Objective: Pictures aside, write out every record exactly as it appears.

Stored data:
○ ○ ○ ○

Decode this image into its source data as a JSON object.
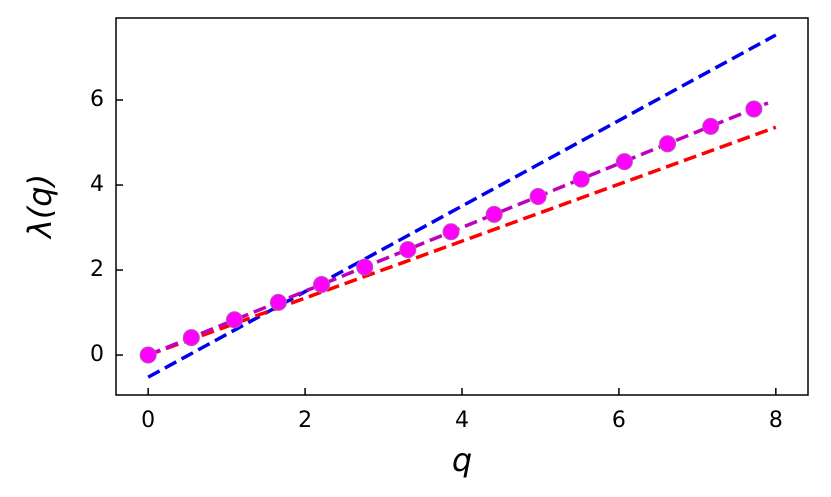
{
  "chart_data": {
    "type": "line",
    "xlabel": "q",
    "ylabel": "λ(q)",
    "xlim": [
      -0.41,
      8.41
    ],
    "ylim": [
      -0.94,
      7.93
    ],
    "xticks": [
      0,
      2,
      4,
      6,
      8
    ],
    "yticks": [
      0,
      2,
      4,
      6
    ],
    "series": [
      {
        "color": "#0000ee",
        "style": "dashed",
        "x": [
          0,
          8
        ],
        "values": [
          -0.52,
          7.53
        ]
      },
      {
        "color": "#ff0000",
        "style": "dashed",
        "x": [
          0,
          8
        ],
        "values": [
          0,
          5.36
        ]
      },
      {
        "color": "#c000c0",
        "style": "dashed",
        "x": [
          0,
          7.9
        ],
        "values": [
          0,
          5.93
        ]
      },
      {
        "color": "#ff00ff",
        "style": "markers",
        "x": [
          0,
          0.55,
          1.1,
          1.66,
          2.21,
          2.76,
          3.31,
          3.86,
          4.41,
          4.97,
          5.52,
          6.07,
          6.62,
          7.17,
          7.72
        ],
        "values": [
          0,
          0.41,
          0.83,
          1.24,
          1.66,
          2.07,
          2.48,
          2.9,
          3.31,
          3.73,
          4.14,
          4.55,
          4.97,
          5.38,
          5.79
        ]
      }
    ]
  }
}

○ ○ ○ ○

The result:
Decode this image into its source data as a JSON object.
{
  "chart_data": {
    "type": "line",
    "xlabel": "q",
    "ylabel": "λ(q)",
    "xlim": [
      -0.41,
      8.41
    ],
    "ylim": [
      -0.94,
      7.93
    ],
    "xticks": [
      0,
      2,
      4,
      6,
      8
    ],
    "yticks": [
      0,
      2,
      4,
      6
    ],
    "series": [
      {
        "color": "#0000ee",
        "style": "dashed",
        "x": [
          0,
          8
        ],
        "values": [
          -0.52,
          7.53
        ]
      },
      {
        "color": "#ff0000",
        "style": "dashed",
        "x": [
          0,
          8
        ],
        "values": [
          0,
          5.36
        ]
      },
      {
        "color": "#c000c0",
        "style": "dashed",
        "x": [
          0,
          7.9
        ],
        "values": [
          0,
          5.93
        ]
      },
      {
        "color": "#ff00ff",
        "style": "markers",
        "x": [
          0,
          0.55,
          1.1,
          1.66,
          2.21,
          2.76,
          3.31,
          3.86,
          4.41,
          4.97,
          5.52,
          6.07,
          6.62,
          7.17,
          7.72
        ],
        "values": [
          0,
          0.41,
          0.83,
          1.24,
          1.66,
          2.07,
          2.48,
          2.9,
          3.31,
          3.73,
          4.14,
          4.55,
          4.97,
          5.38,
          5.79
        ]
      }
    ]
  }
}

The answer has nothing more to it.